What is required:
Starting at the line that contains "Decode this image", reproduce every line through the end of the entries below, with no pictures in the copy.

==================================================

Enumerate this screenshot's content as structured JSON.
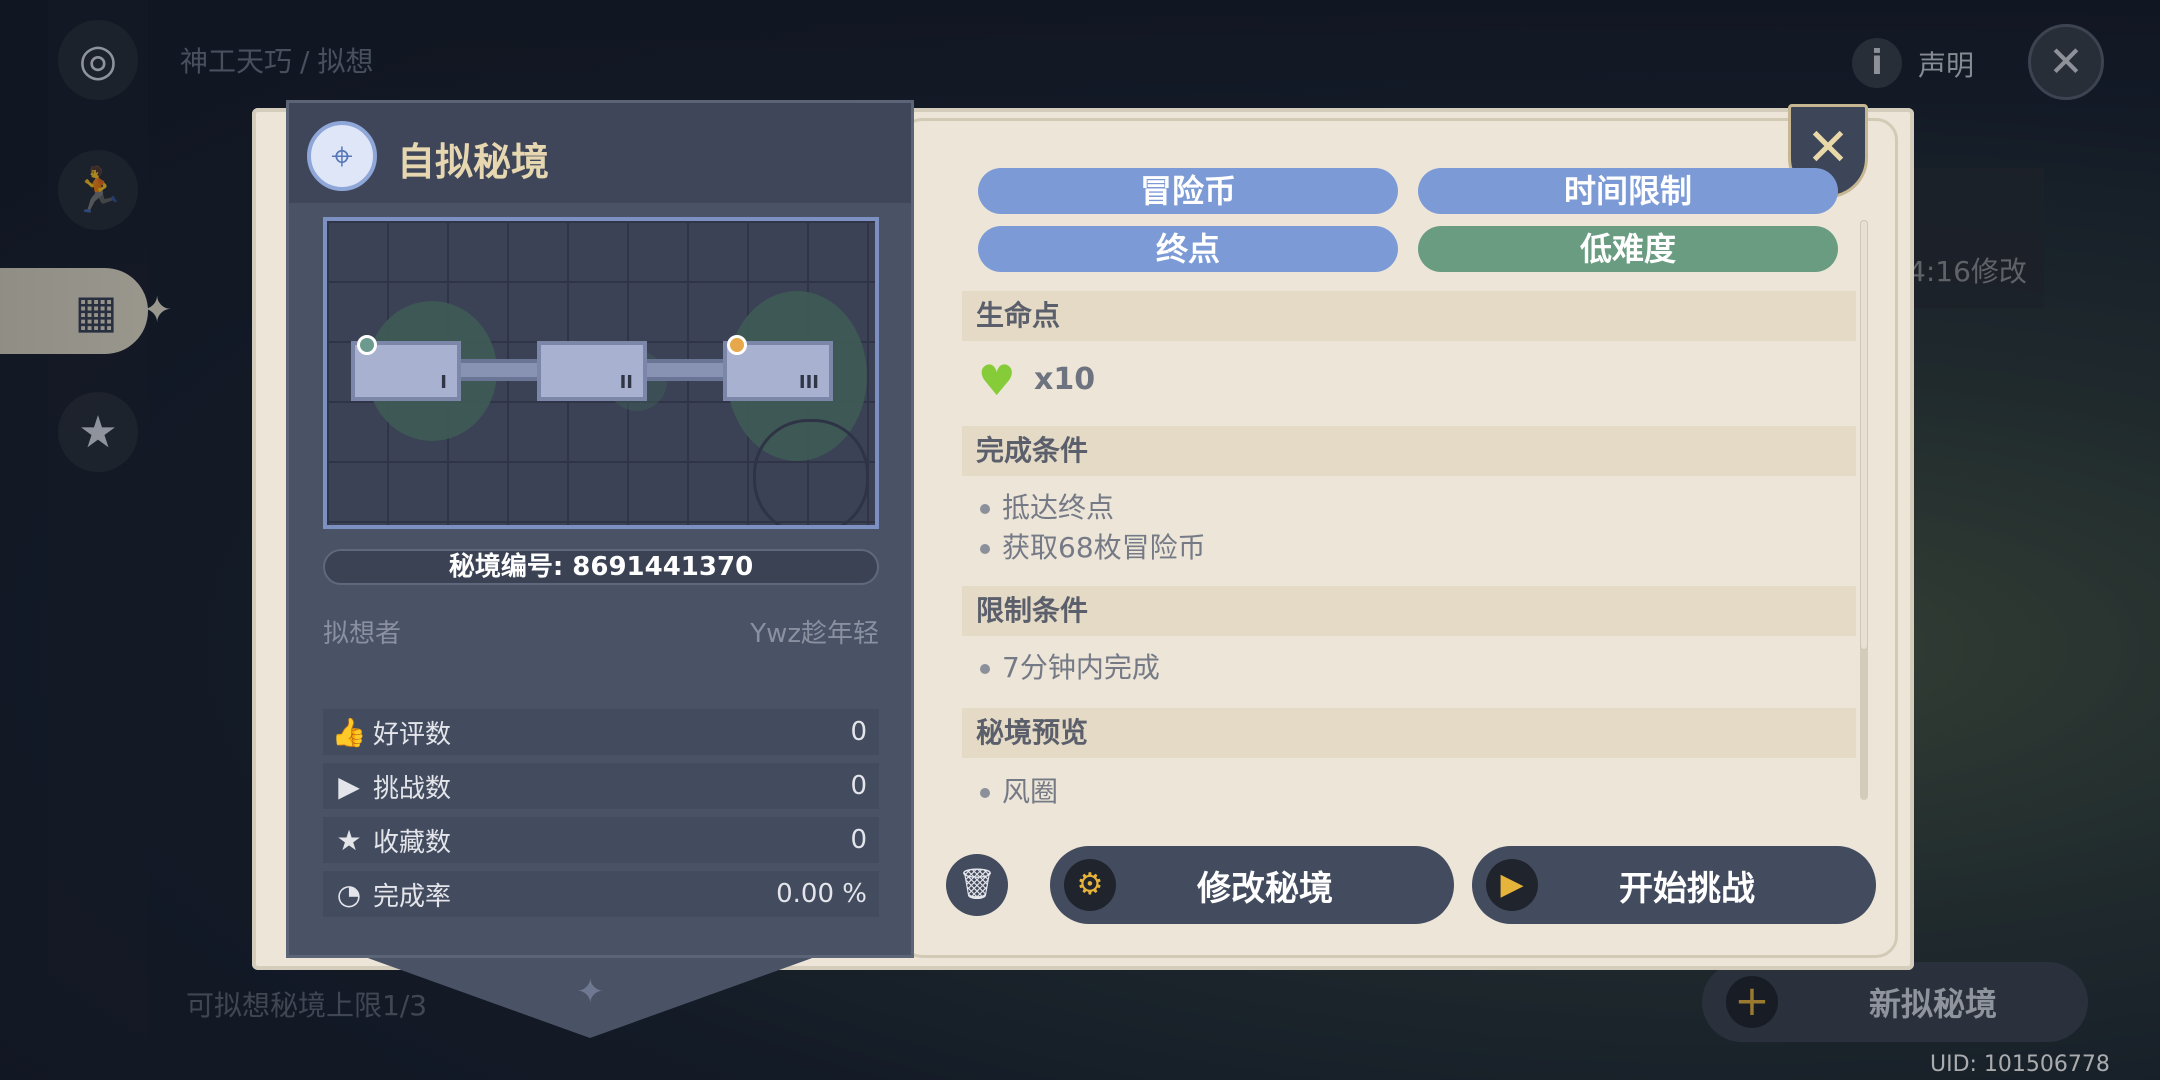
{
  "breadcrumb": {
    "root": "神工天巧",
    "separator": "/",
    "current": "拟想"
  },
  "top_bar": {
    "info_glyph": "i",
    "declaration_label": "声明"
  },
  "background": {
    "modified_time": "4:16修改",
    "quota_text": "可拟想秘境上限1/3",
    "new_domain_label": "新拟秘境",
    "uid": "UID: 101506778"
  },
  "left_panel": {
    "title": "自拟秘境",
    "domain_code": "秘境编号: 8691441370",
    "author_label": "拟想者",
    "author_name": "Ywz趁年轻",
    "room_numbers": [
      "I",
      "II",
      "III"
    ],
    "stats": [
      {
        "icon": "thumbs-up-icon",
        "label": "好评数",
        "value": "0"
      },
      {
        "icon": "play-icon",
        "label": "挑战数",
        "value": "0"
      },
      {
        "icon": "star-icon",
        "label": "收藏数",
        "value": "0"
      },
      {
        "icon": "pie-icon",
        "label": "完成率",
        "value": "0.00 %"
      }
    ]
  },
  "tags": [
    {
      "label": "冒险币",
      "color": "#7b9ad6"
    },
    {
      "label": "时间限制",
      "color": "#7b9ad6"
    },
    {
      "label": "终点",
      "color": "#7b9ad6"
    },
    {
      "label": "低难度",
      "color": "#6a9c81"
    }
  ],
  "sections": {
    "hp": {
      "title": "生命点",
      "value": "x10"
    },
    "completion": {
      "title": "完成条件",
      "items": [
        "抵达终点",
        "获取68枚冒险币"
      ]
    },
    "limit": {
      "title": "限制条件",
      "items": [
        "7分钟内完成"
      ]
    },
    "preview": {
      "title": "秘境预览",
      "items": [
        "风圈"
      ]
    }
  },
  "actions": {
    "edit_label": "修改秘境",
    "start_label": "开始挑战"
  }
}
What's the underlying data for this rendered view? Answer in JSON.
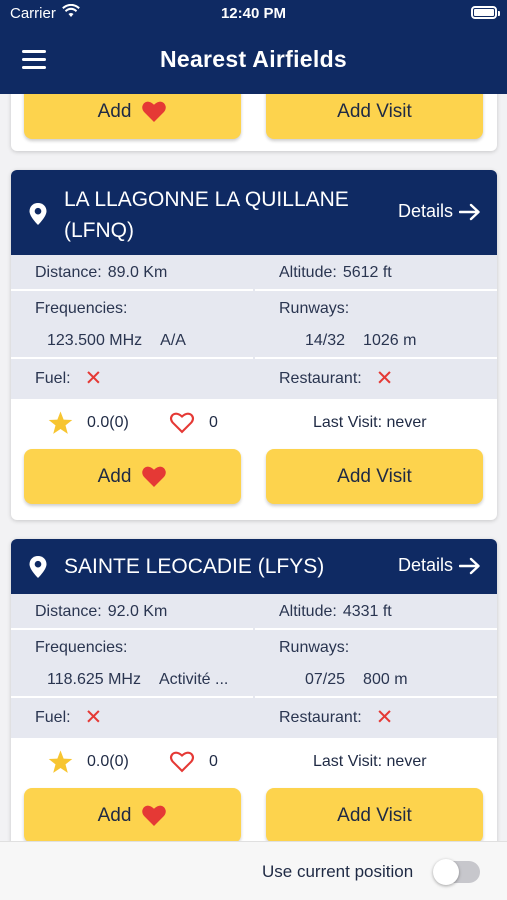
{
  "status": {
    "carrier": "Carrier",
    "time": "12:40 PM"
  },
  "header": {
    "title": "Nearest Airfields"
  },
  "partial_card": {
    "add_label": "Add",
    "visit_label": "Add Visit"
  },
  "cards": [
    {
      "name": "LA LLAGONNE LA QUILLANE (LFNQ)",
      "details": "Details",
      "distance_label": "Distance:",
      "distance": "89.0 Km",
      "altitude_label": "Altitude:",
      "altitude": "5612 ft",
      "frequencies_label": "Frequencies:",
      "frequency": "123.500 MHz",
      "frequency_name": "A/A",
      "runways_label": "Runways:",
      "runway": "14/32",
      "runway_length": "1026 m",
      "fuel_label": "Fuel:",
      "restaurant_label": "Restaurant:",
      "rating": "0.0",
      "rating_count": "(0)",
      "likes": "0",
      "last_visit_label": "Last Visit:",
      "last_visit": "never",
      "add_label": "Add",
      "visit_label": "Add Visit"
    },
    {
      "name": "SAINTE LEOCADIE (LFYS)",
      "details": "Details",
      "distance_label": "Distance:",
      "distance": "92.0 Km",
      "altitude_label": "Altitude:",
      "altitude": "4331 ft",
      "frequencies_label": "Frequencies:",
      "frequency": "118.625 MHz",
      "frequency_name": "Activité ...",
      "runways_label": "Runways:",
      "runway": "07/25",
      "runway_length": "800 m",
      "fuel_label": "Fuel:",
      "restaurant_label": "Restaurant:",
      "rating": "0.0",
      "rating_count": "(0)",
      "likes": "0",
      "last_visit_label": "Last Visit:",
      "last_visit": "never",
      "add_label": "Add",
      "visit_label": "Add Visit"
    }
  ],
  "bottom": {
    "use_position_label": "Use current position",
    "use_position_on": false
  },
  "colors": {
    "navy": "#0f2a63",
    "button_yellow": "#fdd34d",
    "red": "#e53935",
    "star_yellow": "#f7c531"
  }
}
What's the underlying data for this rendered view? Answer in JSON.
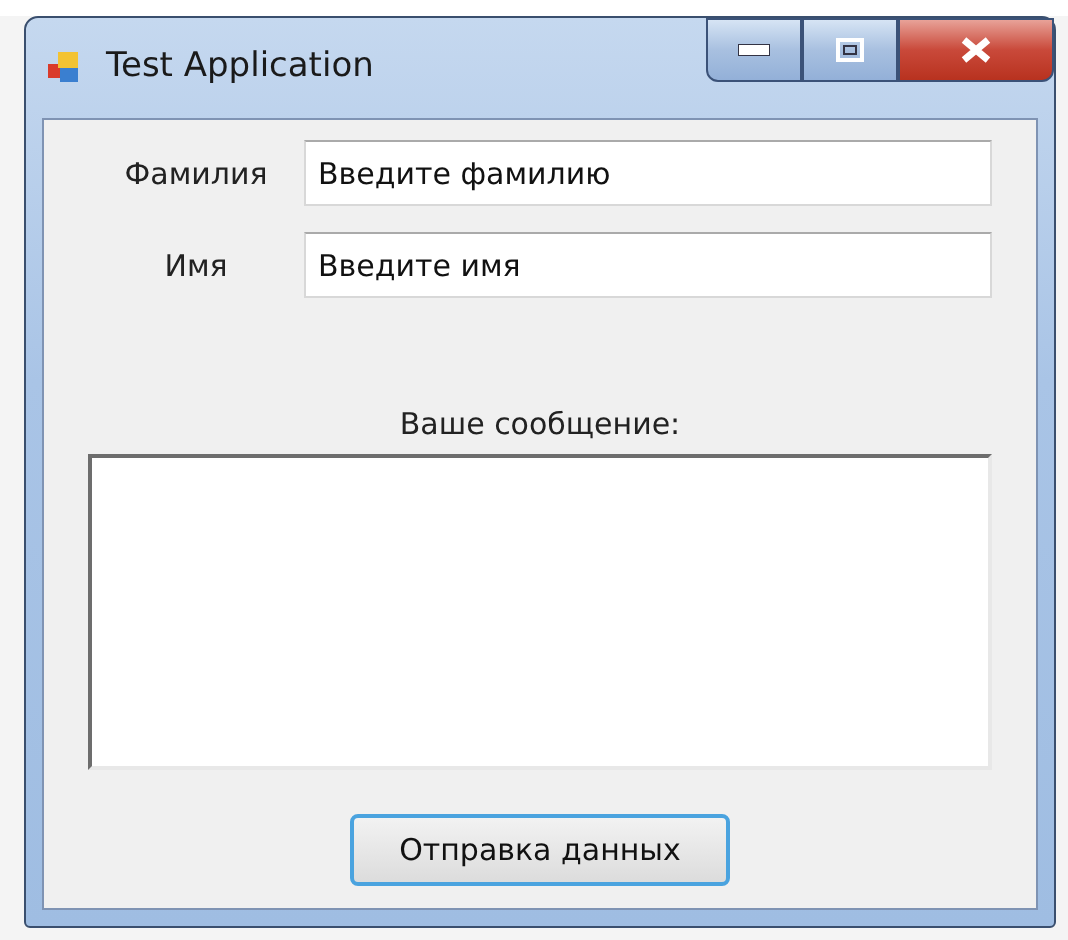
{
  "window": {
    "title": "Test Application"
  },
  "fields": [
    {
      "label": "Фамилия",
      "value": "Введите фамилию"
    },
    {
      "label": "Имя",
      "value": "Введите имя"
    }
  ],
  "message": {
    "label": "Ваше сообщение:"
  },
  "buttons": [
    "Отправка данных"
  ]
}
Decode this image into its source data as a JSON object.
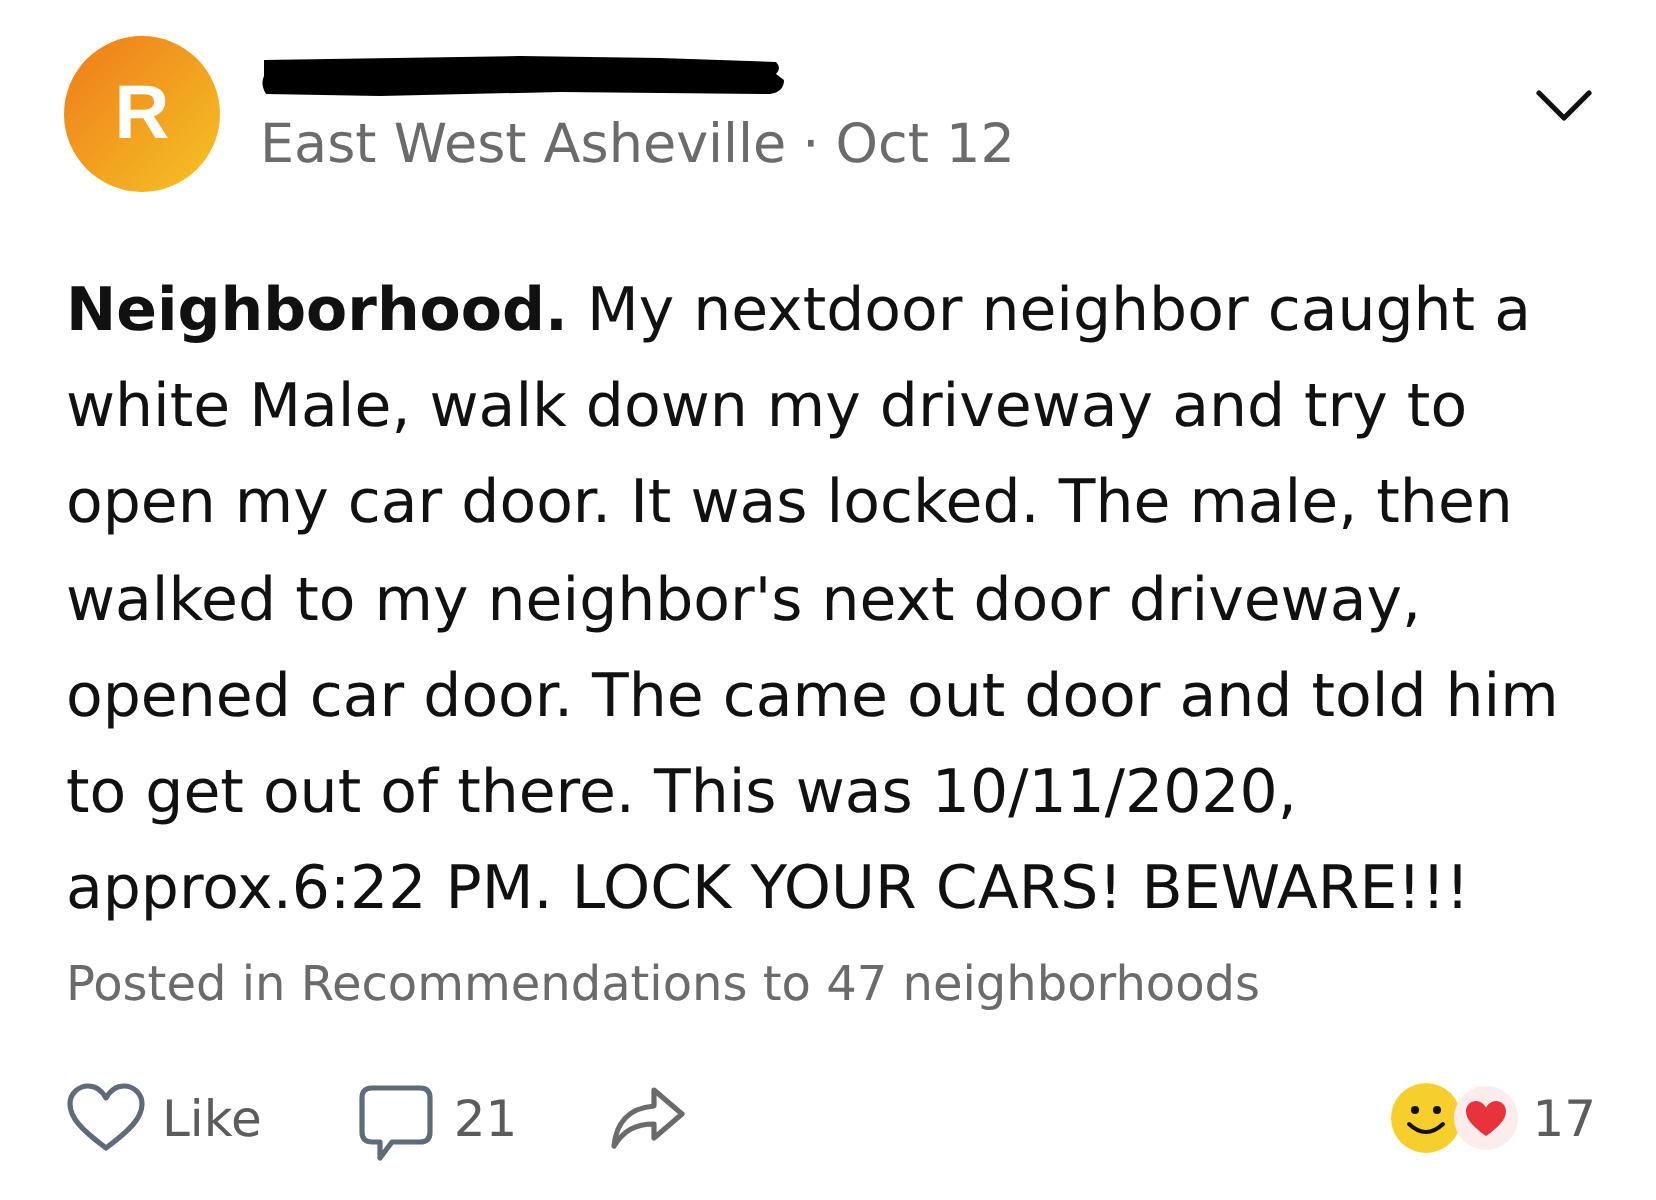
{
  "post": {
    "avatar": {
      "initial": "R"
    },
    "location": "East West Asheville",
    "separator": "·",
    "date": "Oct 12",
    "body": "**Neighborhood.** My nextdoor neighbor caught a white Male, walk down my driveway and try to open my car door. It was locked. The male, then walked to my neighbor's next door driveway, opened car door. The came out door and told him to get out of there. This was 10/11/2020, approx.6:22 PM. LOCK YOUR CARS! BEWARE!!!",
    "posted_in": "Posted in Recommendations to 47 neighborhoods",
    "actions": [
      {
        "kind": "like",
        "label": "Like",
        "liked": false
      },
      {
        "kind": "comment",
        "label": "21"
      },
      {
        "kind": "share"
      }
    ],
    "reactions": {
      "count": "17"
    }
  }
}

==================================================

Written solution:
Decode this image into its source data as a JSON object.
{
  "post": {
    "avatar": {
      "initial": "R"
    },
    "location": "East West Asheville",
    "separator": "·",
    "date": "Oct 12",
    "body": "**Neighborhood.** My nextdoor neighbor caught a white Male, walk down my driveway and try to open my car door. It was locked. The male, then walked to my neighbor's next door driveway, opened car door. The came out door and told him to get out of there. This was 10/11/2020, approx.6:22 PM. LOCK YOUR CARS! BEWARE!!!",
    "posted_in": "Posted in Recommendations to 47 neighborhoods",
    "actions": [
      {
        "kind": "like",
        "label": "Like",
        "liked": false
      },
      {
        "kind": "comment",
        "label": "21"
      },
      {
        "kind": "share"
      }
    ],
    "reactions": {
      "count": "17"
    }
  }
}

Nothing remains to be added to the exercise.